Requirements: Gather all lines in the entries below that include the word "color".

* START Records *

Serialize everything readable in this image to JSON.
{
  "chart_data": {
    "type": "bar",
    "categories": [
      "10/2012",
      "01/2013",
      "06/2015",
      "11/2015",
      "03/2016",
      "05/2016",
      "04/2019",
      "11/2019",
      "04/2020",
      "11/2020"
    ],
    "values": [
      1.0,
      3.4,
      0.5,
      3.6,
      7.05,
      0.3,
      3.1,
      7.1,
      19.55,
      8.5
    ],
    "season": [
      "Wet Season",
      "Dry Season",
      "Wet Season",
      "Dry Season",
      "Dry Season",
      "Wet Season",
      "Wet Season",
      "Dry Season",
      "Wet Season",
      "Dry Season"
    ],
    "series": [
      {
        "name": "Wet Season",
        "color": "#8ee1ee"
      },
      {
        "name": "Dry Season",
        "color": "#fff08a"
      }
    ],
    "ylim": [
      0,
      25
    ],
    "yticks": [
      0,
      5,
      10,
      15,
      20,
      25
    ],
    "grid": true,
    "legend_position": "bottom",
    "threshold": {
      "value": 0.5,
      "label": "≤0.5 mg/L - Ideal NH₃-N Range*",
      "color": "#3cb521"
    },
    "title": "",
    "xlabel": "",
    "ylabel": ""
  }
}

* END Records *

Response for this exercise:
        "color": "#8ee1ee"
        "color": "#fff08a"
      "color": "#3cb521"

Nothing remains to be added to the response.